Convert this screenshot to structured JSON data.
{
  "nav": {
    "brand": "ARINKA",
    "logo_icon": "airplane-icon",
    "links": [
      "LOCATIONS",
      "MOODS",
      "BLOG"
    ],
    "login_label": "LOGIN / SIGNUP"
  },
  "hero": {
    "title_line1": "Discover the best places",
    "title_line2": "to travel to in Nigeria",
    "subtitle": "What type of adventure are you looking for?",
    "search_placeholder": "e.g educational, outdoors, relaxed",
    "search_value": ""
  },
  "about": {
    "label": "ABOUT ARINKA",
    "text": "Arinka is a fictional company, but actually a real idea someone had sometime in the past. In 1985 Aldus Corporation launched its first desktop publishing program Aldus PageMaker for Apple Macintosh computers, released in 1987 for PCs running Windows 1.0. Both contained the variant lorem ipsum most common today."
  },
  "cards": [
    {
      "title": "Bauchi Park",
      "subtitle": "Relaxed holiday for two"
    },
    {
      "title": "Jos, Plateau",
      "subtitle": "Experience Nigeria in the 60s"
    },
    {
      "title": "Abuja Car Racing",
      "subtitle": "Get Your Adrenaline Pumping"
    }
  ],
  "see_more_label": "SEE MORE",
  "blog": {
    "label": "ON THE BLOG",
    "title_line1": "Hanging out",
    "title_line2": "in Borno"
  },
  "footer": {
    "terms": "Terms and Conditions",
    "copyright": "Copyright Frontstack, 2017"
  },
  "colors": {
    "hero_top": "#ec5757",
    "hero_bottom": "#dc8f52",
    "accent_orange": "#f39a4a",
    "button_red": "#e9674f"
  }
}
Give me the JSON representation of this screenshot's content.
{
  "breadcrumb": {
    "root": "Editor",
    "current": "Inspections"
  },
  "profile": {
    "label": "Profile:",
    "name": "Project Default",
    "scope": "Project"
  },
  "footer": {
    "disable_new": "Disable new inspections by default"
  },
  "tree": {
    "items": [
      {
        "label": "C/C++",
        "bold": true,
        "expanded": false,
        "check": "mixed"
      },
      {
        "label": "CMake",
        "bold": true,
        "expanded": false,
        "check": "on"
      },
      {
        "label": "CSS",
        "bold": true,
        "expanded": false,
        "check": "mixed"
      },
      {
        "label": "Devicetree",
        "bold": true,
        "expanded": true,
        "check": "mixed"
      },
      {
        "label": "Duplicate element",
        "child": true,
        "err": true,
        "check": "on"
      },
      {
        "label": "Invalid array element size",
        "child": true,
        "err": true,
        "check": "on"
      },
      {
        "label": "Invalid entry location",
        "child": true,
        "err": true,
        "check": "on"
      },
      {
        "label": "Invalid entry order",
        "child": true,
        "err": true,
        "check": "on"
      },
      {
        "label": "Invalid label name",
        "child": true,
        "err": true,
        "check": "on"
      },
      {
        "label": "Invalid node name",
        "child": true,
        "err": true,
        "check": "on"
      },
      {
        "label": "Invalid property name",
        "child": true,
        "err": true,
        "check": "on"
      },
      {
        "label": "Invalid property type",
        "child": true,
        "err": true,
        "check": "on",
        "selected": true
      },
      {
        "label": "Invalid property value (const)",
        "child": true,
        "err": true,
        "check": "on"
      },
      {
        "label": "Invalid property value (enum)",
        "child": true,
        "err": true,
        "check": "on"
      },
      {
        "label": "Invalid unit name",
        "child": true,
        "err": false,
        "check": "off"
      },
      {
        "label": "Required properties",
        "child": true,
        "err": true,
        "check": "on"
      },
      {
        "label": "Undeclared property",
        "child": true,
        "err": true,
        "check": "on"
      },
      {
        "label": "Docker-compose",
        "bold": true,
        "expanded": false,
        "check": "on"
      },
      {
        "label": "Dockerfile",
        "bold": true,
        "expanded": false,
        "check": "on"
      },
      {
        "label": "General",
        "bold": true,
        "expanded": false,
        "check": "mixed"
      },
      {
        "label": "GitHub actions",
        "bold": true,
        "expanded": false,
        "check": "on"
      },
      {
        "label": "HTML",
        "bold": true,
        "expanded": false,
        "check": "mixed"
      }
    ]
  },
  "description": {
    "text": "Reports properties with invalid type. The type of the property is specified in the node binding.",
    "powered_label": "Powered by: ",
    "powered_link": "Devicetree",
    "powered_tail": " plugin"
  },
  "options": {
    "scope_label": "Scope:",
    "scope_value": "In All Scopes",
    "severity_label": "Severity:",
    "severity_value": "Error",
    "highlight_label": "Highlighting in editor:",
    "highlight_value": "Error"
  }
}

*Do this*: Copy the material above verbatim.

*The output*:
Convert this screenshot to structured JSON data.
{
  "nav": {
    "brand": "ARINKA",
    "logo_icon": "airplane-icon",
    "links": [
      "LOCATIONS",
      "MOODS",
      "BLOG"
    ],
    "login_label": "LOGIN / SIGNUP"
  },
  "hero": {
    "title_line1": "Discover the best places",
    "title_line2": "to travel to in Nigeria",
    "subtitle": "What type of adventure are you looking for?",
    "search_placeholder": "e.g educational, outdoors, relaxed",
    "search_value": ""
  },
  "about": {
    "label": "ABOUT ARINKA",
    "text": "Arinka is a fictional company, but actually a real idea someone had sometime in the past. In 1985 Aldus Corporation launched its first desktop publishing program Aldus PageMaker for Apple Macintosh computers, released in 1987 for PCs running Windows 1.0. Both contained the variant lorem ipsum most common today."
  },
  "cards": [
    {
      "title": "Bauchi Park",
      "subtitle": "Relaxed holiday for two"
    },
    {
      "title": "Jos, Plateau",
      "subtitle": "Experience Nigeria in the 60s"
    },
    {
      "title": "Abuja Car Racing",
      "subtitle": "Get Your Adrenaline Pumping"
    }
  ],
  "see_more_label": "SEE MORE",
  "blog": {
    "label": "ON THE BLOG",
    "title_line1": "Hanging out",
    "title_line2": "in Borno"
  },
  "footer": {
    "terms": "Terms and Conditions",
    "copyright": "Copyright Frontstack, 2017"
  },
  "colors": {
    "hero_top": "#ec5757",
    "hero_bottom": "#dc8f52",
    "accent_orange": "#f39a4a",
    "button_red": "#e9674f"
  }
}
Give me the JSON representation of this screenshot's content.
{
  "breadcrumb": {
    "root": "Editor",
    "current": "Inspections"
  },
  "profile": {
    "label": "Profile:",
    "name": "Project Default",
    "scope": "Project"
  },
  "footer": {
    "disable_new": "Disable new inspections by default"
  },
  "tree": {
    "items": [
      {
        "label": "C/C++",
        "bold": true,
        "expanded": false,
        "check": "mixed"
      },
      {
        "label": "CMake",
        "bold": true,
        "expanded": false,
        "check": "on"
      },
      {
        "label": "CSS",
        "bold": true,
        "expanded": false,
        "check": "mixed"
      },
      {
        "label": "Devicetree",
        "bold": true,
        "expanded": true,
        "check": "mixed"
      },
      {
        "label": "Duplicate element",
        "child": true,
        "err": true,
        "check": "on"
      },
      {
        "label": "Invalid array element size",
        "child": true,
        "err": true,
        "check": "on"
      },
      {
        "label": "Invalid entry location",
        "child": true,
        "err": true,
        "check": "on"
      },
      {
        "label": "Invalid entry order",
        "child": true,
        "err": true,
        "check": "on"
      },
      {
        "label": "Invalid label name",
        "child": true,
        "err": true,
        "check": "on"
      },
      {
        "label": "Invalid node name",
        "child": true,
        "err": true,
        "check": "on"
      },
      {
        "label": "Invalid property name",
        "child": true,
        "err": true,
        "check": "on"
      },
      {
        "label": "Invalid property type",
        "child": true,
        "err": true,
        "check": "on",
        "selected": true
      },
      {
        "label": "Invalid property value (const)",
        "child": true,
        "err": true,
        "check": "on"
      },
      {
        "label": "Invalid property value (enum)",
        "child": true,
        "err": true,
        "check": "on"
      },
      {
        "label": "Invalid unit name",
        "child": true,
        "err": false,
        "check": "off"
      },
      {
        "label": "Required properties",
        "child": true,
        "err": true,
        "check": "on"
      },
      {
        "label": "Undeclared property",
        "child": true,
        "err": true,
        "check": "on"
      },
      {
        "label": "Docker-compose",
        "bold": true,
        "expanded": false,
        "check": "on"
      },
      {
        "label": "Dockerfile",
        "bold": true,
        "expanded": false,
        "check": "on"
      },
      {
        "label": "General",
        "bold": true,
        "expanded": false,
        "check": "mixed"
      },
      {
        "label": "GitHub actions",
        "bold": true,
        "expanded": false,
        "check": "on"
      },
      {
        "label": "HTML",
        "bold": true,
        "expanded": false,
        "check": "mixed"
      }
    ]
  },
  "description": {
    "text": "Reports properties with invalid type. The type of the property is specified in the node binding.",
    "powered_label": "Powered by: ",
    "powered_link": "Devicetree",
    "powered_tail": " plugin"
  },
  "options": {
    "scope_label": "Scope:",
    "scope_value": "In All Scopes",
    "severity_label": "Severity:",
    "severity_value": "Error",
    "highlight_label": "Highlighting in editor:",
    "highlight_value": "Error"
  }
}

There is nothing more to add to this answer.